**Entries provided**
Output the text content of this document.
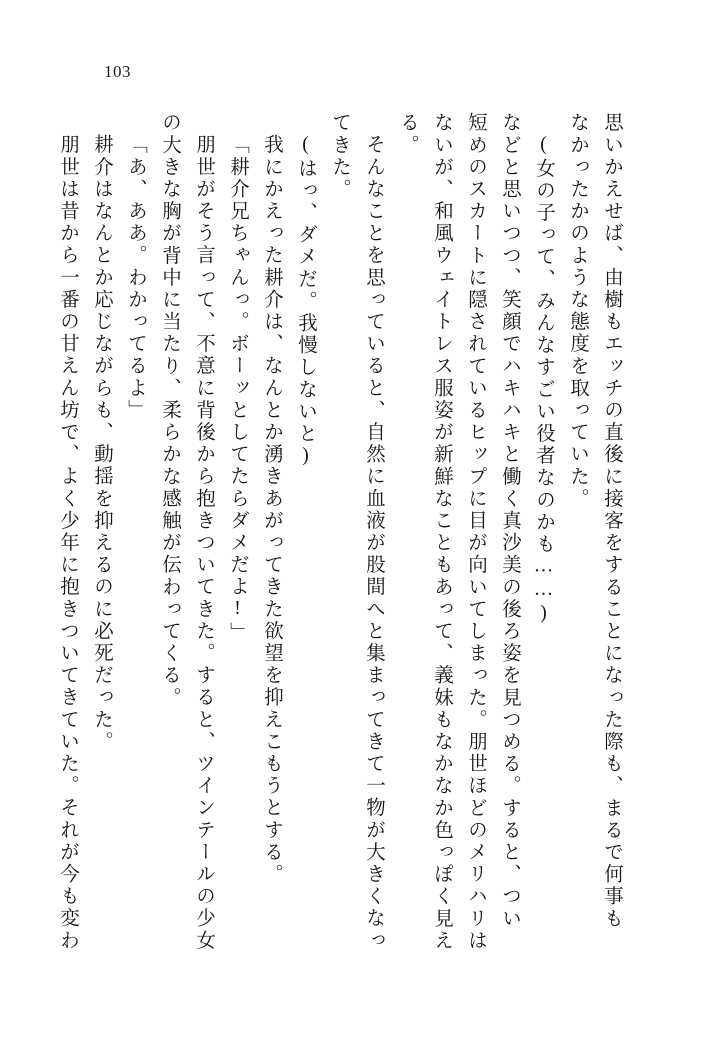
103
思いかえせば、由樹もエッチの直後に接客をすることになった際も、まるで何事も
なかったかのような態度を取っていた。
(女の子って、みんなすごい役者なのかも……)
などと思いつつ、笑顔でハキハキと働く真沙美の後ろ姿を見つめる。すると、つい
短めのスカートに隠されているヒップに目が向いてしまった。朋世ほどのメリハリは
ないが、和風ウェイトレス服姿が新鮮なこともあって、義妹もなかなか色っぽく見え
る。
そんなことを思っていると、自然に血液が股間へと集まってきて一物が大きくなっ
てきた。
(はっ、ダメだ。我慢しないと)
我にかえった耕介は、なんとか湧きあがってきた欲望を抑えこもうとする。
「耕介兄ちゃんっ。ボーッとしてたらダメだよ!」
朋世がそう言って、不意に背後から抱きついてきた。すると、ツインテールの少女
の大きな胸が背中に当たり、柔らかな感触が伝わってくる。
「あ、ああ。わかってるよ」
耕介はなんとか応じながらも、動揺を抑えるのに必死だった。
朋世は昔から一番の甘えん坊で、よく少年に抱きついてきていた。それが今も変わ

**Exercise**
Your task is to repeat the data above exactly while excluding the pictures.

**Task solution**
Output the text content of this document.
103
思いかえせば、由樹もエッチの直後に接客をすることになった際も、まるで何事も
なかったかのような態度を取っていた。
(女の子って、みんなすごい役者なのかも……)
などと思いつつ、笑顔でハキハキと働く真沙美の後ろ姿を見つめる。すると、つい
短めのスカートに隠されているヒップに目が向いてしまった。朋世ほどのメリハリは
ないが、和風ウェイトレス服姿が新鮮なこともあって、義妹もなかなか色っぽく見え
る。
そんなことを思っていると、自然に血液が股間へと集まってきて一物が大きくなっ
てきた。
(はっ、ダメだ。我慢しないと)
我にかえった耕介は、なんとか湧きあがってきた欲望を抑えこもうとする。
「耕介兄ちゃんっ。ボーッとしてたらダメだよ!」
朋世がそう言って、不意に背後から抱きついてきた。すると、ツインテールの少女
の大きな胸が背中に当たり、柔らかな感触が伝わってくる。
「あ、ああ。わかってるよ」
耕介はなんとか応じながらも、動揺を抑えるのに必死だった。
朋世は昔から一番の甘えん坊で、よく少年に抱きついてきていた。それが今も変わ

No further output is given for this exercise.